[Dataset items]
═══
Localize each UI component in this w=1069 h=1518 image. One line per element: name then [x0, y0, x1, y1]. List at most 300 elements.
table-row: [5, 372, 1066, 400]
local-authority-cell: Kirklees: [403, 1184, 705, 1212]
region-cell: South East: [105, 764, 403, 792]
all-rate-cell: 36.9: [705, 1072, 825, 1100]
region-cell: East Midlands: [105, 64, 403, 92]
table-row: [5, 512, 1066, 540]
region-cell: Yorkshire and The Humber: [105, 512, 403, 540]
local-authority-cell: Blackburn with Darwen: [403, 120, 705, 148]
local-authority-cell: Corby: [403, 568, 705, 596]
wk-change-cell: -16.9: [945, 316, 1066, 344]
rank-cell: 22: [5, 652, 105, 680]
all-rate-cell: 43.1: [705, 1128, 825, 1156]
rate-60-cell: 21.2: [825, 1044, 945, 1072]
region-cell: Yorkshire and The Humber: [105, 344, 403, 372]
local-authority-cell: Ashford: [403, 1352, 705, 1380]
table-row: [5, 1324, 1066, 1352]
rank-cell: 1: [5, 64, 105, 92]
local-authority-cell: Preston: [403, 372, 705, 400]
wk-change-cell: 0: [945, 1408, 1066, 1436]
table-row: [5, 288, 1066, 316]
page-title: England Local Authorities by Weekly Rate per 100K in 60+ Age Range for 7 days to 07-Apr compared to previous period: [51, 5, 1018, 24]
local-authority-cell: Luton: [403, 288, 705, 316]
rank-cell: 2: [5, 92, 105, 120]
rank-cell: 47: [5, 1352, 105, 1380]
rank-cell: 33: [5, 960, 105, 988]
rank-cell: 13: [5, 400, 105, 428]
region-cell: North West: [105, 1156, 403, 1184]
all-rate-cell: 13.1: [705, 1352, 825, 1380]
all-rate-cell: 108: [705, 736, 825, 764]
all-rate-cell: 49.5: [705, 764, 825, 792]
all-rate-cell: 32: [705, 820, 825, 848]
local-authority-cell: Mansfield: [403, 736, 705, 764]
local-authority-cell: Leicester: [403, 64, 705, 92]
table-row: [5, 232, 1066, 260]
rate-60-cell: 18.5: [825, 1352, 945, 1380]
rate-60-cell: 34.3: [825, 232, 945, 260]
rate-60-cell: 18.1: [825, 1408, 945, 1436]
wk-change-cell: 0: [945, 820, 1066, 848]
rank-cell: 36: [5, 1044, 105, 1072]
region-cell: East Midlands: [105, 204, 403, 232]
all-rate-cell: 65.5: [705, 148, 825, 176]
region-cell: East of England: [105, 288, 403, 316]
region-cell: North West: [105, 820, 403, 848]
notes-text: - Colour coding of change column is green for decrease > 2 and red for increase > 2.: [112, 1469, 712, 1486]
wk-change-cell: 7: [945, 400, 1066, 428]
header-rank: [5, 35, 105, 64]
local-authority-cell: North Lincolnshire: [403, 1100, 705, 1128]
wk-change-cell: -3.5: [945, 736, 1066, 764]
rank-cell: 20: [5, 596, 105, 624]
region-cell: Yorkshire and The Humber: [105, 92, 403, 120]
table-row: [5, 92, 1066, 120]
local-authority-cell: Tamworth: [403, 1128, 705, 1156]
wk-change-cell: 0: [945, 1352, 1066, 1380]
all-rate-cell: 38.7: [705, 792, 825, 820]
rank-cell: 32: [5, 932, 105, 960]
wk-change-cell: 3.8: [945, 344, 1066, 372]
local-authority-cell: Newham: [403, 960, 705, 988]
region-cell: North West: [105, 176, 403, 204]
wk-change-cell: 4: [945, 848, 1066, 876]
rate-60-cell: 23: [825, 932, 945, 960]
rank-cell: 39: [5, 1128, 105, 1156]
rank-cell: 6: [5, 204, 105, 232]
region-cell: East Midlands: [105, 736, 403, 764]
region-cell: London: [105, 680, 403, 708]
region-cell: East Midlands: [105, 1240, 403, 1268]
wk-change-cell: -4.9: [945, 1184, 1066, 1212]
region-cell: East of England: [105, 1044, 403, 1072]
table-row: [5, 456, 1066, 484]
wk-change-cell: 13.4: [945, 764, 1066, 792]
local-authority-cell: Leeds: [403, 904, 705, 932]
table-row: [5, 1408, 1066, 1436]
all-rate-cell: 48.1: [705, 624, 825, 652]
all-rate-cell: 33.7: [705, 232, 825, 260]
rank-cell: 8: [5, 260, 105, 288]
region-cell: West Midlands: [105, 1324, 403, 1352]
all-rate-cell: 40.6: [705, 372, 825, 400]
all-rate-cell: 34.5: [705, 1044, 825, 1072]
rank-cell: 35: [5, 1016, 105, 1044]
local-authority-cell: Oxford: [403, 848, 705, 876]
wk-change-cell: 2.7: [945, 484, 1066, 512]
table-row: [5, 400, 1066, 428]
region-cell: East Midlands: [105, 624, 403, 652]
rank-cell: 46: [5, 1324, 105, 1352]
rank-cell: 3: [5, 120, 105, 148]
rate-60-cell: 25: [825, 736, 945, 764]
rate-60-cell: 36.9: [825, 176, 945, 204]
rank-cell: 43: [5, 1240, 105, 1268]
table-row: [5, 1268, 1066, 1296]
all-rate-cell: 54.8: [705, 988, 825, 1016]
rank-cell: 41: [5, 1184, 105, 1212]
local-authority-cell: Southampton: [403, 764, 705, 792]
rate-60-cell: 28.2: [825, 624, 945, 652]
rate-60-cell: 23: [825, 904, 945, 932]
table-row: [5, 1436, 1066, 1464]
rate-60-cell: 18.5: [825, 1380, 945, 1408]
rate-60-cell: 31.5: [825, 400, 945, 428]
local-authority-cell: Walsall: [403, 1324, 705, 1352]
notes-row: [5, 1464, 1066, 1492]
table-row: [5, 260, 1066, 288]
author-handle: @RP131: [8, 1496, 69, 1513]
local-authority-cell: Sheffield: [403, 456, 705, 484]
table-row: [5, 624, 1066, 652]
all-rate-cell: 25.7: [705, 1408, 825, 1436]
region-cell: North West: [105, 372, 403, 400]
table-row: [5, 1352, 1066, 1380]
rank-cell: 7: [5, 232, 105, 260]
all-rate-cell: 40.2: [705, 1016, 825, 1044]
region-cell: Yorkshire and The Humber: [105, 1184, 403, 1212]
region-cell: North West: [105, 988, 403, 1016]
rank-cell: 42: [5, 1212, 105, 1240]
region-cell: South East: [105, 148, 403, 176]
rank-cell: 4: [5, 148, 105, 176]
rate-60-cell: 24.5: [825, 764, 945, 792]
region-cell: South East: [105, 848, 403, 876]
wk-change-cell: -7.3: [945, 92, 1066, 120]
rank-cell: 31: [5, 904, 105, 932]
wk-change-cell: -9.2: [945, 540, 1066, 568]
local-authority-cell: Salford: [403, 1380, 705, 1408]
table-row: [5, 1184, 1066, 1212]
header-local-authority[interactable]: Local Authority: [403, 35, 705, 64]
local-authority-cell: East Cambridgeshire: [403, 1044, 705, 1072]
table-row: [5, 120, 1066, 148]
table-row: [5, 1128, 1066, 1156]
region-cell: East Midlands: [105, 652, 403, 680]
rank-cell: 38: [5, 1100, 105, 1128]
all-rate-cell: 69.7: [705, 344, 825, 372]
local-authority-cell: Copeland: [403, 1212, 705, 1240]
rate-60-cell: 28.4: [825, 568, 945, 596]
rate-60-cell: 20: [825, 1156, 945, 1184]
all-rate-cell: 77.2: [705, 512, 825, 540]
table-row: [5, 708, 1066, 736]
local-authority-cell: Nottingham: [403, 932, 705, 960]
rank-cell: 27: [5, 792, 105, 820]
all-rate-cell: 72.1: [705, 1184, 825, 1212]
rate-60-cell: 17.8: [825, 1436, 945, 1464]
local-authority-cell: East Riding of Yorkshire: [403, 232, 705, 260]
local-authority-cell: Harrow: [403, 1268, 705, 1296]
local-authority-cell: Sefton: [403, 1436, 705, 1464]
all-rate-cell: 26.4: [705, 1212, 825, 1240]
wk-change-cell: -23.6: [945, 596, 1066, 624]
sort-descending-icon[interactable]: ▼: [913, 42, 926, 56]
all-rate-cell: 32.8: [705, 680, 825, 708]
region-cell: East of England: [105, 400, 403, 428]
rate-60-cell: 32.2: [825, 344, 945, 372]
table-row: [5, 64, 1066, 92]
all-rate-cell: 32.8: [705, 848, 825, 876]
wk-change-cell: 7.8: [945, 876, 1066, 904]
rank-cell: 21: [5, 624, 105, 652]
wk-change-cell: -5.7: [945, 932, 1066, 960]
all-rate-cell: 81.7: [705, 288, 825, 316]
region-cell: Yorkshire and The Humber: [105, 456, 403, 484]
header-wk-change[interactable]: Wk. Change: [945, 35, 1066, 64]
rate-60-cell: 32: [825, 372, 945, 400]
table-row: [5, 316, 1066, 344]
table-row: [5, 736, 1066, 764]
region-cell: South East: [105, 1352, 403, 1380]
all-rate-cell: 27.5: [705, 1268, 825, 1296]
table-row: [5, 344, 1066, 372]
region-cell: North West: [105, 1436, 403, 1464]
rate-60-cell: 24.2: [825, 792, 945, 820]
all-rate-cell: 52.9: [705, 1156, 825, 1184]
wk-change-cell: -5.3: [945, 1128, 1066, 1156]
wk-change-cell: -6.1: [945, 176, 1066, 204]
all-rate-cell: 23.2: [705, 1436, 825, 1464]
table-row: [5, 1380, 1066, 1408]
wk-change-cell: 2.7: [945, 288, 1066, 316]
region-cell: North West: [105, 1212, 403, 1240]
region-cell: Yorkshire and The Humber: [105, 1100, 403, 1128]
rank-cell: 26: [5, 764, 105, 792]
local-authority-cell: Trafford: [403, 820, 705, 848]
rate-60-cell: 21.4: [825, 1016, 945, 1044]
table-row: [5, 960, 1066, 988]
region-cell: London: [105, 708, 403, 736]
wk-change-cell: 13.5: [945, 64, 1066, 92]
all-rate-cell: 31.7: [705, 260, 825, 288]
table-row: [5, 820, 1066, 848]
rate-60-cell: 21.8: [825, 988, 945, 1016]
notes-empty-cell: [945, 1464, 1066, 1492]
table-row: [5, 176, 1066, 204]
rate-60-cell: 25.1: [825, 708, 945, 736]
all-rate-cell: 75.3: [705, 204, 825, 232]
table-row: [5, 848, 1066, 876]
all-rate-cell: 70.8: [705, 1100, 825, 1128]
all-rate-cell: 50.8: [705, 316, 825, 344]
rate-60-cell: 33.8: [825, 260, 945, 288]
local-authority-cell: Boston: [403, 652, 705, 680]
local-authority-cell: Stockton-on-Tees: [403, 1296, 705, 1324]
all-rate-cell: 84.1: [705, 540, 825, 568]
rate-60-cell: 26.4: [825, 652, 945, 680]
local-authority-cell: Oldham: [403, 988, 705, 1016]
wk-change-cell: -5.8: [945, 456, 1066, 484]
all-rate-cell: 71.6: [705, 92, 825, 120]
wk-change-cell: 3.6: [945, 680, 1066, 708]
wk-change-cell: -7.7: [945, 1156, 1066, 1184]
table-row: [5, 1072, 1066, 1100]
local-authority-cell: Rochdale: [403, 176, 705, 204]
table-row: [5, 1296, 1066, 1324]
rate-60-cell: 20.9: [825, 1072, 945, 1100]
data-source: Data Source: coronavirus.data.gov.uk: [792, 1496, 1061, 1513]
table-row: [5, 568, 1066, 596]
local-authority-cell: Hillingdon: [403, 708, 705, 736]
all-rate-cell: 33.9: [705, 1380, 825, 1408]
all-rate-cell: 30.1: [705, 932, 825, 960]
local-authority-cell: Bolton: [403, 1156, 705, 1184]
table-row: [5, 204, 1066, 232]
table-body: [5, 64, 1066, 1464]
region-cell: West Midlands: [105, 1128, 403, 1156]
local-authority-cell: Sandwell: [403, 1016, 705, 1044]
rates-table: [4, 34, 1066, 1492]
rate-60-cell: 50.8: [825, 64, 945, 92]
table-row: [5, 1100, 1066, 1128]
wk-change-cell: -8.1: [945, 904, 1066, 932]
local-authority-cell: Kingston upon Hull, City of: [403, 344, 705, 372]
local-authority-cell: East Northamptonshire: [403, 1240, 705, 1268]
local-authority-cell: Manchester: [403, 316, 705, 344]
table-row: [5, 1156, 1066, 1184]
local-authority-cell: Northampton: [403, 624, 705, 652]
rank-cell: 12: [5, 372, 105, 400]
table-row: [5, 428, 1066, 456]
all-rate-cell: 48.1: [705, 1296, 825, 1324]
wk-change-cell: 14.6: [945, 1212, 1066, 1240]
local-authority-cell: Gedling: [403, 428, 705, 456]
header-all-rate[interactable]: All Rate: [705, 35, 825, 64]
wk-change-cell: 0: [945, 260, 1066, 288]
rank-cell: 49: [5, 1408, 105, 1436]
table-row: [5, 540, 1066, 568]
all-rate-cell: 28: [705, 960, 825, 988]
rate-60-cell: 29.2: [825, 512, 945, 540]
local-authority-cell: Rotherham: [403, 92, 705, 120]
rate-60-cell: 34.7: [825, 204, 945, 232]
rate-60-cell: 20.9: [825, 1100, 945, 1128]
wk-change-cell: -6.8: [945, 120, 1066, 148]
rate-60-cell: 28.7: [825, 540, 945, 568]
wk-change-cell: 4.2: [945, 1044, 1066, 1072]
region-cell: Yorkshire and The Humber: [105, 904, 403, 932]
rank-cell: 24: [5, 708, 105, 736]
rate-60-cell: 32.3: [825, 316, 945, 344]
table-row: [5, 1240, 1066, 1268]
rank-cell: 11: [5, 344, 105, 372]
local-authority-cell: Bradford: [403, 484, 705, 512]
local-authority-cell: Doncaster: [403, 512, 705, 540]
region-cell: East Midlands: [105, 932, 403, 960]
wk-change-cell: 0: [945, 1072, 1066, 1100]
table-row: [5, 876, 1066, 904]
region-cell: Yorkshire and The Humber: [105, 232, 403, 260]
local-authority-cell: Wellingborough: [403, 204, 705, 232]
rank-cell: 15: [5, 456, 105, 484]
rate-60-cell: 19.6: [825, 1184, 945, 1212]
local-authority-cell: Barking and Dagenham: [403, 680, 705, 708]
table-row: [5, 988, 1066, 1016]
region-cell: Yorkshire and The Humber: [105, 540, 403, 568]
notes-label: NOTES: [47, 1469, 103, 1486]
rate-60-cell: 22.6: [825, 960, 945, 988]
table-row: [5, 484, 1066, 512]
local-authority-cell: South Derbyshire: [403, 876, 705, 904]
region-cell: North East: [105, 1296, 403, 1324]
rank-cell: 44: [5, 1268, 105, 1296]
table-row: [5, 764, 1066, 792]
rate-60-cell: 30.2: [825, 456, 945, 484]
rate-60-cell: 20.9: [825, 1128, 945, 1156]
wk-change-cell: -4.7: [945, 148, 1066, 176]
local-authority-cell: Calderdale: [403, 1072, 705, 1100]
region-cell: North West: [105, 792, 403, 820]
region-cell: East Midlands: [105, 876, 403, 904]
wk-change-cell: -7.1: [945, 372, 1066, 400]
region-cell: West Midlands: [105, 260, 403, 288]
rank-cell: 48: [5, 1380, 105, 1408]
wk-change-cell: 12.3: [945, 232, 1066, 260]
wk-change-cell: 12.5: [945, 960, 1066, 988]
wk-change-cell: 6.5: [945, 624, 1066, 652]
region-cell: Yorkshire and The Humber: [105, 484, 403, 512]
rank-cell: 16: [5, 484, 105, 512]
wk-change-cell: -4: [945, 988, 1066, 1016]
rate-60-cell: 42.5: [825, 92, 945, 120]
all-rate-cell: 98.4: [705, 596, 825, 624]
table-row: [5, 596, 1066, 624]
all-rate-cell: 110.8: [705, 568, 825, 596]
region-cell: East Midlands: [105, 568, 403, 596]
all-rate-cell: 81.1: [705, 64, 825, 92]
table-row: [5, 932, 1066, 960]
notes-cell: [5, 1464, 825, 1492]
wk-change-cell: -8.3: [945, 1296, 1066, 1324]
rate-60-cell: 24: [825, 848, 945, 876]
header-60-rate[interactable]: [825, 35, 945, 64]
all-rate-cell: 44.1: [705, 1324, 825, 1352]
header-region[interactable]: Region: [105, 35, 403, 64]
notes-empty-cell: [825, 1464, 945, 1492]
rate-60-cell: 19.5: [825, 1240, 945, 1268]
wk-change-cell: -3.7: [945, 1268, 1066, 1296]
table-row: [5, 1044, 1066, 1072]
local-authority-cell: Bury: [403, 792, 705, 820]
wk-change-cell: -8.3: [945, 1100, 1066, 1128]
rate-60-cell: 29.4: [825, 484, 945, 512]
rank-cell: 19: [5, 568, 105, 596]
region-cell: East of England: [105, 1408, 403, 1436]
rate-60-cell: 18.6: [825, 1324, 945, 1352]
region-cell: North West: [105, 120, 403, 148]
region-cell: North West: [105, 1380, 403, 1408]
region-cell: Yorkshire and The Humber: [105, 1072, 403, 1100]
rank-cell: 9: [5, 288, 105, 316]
═══
▶ _WORK INSTRUCTIONS_: Your answer must be one number: how many lines of the entries hold the string "London".

▶ _ANSWER BELOW_: 2